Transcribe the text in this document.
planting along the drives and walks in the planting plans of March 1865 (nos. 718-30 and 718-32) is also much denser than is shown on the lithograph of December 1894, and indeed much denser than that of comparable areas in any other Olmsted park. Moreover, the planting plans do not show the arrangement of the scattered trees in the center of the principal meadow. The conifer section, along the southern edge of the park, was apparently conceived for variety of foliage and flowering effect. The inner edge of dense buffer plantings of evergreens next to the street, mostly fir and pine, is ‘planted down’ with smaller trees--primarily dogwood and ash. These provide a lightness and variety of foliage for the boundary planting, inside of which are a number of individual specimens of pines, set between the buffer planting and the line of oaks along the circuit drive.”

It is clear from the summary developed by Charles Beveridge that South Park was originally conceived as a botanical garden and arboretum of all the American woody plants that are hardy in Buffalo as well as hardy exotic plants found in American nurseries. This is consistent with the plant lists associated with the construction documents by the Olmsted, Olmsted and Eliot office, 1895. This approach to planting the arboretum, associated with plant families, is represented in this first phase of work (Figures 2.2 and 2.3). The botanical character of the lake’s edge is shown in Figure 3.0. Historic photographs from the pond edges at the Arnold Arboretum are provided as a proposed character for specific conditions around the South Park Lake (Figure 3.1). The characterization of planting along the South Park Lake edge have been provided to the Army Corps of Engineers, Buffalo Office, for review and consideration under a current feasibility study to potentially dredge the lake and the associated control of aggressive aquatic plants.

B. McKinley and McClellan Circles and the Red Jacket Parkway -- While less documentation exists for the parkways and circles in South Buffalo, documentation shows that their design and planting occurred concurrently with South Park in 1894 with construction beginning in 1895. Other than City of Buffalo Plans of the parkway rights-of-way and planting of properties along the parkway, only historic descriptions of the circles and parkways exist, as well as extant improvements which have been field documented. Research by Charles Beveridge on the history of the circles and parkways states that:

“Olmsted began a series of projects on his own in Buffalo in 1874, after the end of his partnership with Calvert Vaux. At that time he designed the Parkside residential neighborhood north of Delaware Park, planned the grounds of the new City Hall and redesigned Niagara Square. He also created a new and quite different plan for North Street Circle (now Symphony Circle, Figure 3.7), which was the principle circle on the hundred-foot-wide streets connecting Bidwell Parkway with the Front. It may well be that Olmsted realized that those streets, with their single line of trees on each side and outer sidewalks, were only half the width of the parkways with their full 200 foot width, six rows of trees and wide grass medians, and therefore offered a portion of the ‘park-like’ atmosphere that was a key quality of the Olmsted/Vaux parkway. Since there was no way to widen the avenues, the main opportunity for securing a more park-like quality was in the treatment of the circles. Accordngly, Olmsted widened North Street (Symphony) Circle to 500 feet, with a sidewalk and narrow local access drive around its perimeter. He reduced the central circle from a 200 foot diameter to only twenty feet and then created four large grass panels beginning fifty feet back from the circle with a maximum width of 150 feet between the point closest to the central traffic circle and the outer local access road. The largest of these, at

————

*DIRECTION*:
Above are some records; repeat all of them exactly.

*FULL OUTPUT*:
Transcribe the text in this document.
planting along the drives and walks in the planting plans of March 1865 (nos. 718-30 and 718-32) is also much denser than is shown on the lithograph of December 1894, and indeed much denser than that of comparable areas in any other Olmsted park. Moreover, the planting plans do not show the arrangement of the scattered trees in the center of the principal meadow. The conifer section, along the southern edge of the park, was apparently conceived for variety of foliage and flowering effect. The inner edge of dense buffer plantings of evergreens next to the street, mostly fir and pine, is ‘planted down’ with smaller trees--primarily dogwood and ash. These provide a lightness and variety of foliage for the boundary planting, inside of which are a number of individual specimens of pines, set between the buffer planting and the line of oaks along the circuit drive.”

It is clear from the summary developed by Charles Beveridge that South Park was originally conceived as a botanical garden and arboretum of all the American woody plants that are hardy in Buffalo as well as hardy exotic plants found in American nurseries. This is consistent with the plant lists associated with the construction documents by the Olmsted, Olmsted and Eliot office, 1895. This approach to planting the arboretum, associated with plant families, is represented in this first phase of work (Figures 2.2 and 2.3). The botanical character of the lake’s edge is shown in Figure 3.0. Historic photographs from the pond edges at the Arnold Arboretum are provided as a proposed character for specific conditions around the South Park Lake (Figure 3.1). The characterization of planting along the South Park Lake edge have been provided to the Army Corps of Engineers, Buffalo Office, for review and consideration under a current feasibility study to potentially dredge the lake and the associated control of aggressive aquatic plants.

B. McKinley and McClellan Circles and the Red Jacket Parkway -- While less documentation exists for the parkways and circles in South Buffalo, documentation shows that their design and planting occurred concurrently with South Park in 1894 with construction beginning in 1895. Other than City of Buffalo Plans of the parkway rights-of-way and planting of properties along the parkway, only historic descriptions of the circles and parkways exist, as well as extant improvements which have been field documented. Research by Charles Beveridge on the history of the circles and parkways states that:

“Olmsted began a series of projects on his own in Buffalo in 1874, after the end of his partnership with Calvert Vaux. At that time he designed the Parkside residential neighborhood north of Delaware Park, planned the grounds of the new City Hall and redesigned Niagara Square. He also created a new and quite different plan for North Street Circle (now Symphony Circle, Figure 3.7), which was the principle circle on the hundred-foot-wide streets connecting Bidwell Parkway with the Front. It may well be that Olmsted realized that those streets, with their single line of trees on each side and outer sidewalks, were only half the width of the parkways with their full 200 foot width, six rows of trees and wide grass medians, and therefore offered a portion of the ‘park-like’ atmosphere that was a key quality of the Olmsted/Vaux parkway. Since there was no way to widen the avenues, the main opportunity for securing a more park-like quality was in the treatment of the circles. Accordngly, Olmsted widened North Street (Symphony) Circle to 500 feet, with a sidewalk and narrow local access drive around its perimeter. He reduced the central circle from a 200 foot diameter to only twenty feet and then created four large grass panels beginning fifty feet back from the circle with a maximum width of 150 feet between the point closest to the central traffic circle and the outer local access road. The largest of these, at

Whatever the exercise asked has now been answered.